Goal:
In the material below, identify each line bearing the word "grid". Reproduce those lines.

## begin

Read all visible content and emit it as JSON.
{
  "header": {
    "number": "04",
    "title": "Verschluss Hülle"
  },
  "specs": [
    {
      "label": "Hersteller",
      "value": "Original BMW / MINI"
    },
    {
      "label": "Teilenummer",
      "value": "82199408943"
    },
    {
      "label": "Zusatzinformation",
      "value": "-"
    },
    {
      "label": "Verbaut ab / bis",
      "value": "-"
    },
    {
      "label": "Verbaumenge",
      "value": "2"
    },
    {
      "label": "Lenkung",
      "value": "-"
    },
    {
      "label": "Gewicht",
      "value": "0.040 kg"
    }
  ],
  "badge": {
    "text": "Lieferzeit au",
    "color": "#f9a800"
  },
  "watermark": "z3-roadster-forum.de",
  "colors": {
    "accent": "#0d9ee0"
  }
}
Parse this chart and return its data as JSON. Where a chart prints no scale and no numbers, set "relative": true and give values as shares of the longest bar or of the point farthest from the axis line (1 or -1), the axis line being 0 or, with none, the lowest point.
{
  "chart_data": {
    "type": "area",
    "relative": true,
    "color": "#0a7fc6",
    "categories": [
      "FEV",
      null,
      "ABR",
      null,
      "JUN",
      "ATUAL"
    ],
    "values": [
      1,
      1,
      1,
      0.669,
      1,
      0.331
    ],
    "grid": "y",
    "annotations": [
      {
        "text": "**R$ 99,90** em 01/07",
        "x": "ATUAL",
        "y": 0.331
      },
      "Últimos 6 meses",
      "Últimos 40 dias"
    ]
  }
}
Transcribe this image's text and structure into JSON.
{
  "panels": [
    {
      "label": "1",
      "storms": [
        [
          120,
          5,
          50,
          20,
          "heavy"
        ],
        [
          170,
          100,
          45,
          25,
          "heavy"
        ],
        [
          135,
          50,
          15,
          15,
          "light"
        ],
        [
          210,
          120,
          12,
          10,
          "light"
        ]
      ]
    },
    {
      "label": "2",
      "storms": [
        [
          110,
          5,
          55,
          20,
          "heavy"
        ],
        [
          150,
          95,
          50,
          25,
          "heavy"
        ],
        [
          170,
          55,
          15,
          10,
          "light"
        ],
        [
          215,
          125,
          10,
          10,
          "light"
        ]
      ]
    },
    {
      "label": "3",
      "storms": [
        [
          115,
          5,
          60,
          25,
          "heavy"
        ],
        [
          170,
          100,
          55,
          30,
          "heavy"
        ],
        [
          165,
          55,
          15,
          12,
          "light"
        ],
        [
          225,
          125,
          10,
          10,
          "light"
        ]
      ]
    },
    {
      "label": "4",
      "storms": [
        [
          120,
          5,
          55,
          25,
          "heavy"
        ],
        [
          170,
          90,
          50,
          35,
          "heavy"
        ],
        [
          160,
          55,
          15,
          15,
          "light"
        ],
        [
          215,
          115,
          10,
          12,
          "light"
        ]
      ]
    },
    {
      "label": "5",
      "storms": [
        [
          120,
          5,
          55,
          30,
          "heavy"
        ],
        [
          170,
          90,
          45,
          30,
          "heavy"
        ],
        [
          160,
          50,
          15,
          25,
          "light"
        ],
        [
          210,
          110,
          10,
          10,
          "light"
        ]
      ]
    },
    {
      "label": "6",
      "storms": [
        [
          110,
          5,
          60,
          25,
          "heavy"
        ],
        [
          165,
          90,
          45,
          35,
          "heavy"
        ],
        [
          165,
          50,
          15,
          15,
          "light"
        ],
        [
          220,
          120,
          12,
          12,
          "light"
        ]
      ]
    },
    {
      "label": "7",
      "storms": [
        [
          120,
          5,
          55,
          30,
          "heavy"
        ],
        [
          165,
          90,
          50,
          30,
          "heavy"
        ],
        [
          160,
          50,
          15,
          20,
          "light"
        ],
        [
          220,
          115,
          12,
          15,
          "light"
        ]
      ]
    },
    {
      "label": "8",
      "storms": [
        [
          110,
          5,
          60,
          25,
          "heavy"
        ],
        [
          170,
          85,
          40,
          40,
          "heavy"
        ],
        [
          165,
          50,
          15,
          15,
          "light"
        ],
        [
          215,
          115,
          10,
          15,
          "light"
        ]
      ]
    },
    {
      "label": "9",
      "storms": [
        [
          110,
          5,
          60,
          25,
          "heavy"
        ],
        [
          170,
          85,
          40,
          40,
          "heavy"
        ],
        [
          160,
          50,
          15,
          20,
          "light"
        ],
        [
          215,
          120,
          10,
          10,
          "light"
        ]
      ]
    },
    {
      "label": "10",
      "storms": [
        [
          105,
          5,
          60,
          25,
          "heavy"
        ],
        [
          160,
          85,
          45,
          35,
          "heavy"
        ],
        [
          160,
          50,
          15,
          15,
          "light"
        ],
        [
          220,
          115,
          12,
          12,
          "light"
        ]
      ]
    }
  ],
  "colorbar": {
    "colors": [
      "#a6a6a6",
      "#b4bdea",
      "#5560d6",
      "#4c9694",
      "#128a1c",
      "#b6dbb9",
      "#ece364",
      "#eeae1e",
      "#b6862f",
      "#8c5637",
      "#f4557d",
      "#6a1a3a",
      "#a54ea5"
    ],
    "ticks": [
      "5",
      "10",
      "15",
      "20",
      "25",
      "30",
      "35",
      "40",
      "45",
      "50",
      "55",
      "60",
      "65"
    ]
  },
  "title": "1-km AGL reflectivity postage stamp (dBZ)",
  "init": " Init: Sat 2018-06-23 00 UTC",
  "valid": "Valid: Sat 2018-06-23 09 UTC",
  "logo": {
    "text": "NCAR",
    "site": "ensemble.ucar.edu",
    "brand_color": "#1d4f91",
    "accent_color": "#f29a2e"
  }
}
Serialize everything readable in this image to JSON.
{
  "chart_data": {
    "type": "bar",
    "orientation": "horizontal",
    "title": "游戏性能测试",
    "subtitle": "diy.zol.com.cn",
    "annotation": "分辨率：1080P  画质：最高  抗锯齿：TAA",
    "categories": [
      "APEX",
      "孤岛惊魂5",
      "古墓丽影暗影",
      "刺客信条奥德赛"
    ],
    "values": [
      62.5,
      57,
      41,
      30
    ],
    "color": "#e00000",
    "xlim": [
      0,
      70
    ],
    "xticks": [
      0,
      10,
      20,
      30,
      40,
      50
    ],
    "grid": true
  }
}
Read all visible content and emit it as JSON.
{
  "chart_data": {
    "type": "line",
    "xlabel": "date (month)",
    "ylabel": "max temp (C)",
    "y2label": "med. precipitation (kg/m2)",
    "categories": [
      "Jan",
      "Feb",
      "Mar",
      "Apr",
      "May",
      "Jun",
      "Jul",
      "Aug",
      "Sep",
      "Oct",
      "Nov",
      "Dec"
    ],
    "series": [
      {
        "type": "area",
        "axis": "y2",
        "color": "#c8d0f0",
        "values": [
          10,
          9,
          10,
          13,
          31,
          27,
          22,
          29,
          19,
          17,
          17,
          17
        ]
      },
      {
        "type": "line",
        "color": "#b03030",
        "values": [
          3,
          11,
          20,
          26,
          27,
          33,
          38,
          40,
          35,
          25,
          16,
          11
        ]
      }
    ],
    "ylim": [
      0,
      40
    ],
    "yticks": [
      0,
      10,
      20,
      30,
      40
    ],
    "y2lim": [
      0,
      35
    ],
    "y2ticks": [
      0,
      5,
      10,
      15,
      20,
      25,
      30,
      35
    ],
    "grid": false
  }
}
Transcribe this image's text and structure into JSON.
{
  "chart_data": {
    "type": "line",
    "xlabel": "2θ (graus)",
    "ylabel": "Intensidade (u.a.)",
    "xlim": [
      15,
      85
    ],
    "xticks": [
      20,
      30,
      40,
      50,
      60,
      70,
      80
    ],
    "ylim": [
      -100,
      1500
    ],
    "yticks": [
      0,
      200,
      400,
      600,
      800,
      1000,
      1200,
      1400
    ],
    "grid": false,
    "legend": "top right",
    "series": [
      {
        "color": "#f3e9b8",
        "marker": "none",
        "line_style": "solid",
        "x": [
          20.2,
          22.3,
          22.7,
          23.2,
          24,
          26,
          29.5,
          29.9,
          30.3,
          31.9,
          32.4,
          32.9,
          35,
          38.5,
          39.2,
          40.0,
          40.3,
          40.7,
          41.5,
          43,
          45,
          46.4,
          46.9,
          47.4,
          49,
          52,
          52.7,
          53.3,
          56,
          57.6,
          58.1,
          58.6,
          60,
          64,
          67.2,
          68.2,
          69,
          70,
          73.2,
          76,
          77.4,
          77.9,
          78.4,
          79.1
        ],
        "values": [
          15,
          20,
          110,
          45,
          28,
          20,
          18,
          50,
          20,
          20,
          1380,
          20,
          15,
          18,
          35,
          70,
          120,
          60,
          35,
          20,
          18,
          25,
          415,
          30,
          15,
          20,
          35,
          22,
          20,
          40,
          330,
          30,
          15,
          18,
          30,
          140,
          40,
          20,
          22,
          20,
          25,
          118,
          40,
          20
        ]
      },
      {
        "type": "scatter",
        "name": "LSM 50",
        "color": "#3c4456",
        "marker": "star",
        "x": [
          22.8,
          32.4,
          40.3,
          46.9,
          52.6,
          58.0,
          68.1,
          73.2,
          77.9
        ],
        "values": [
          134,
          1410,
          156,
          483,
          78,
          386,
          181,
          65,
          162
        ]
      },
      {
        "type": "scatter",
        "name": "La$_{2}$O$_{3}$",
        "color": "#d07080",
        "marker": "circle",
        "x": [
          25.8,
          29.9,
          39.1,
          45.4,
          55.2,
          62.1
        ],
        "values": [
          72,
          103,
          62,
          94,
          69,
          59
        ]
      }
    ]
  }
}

## end

Solution for this problem:
    "grid": "y",
    "grid": true
    "grid": false
    "grid": false,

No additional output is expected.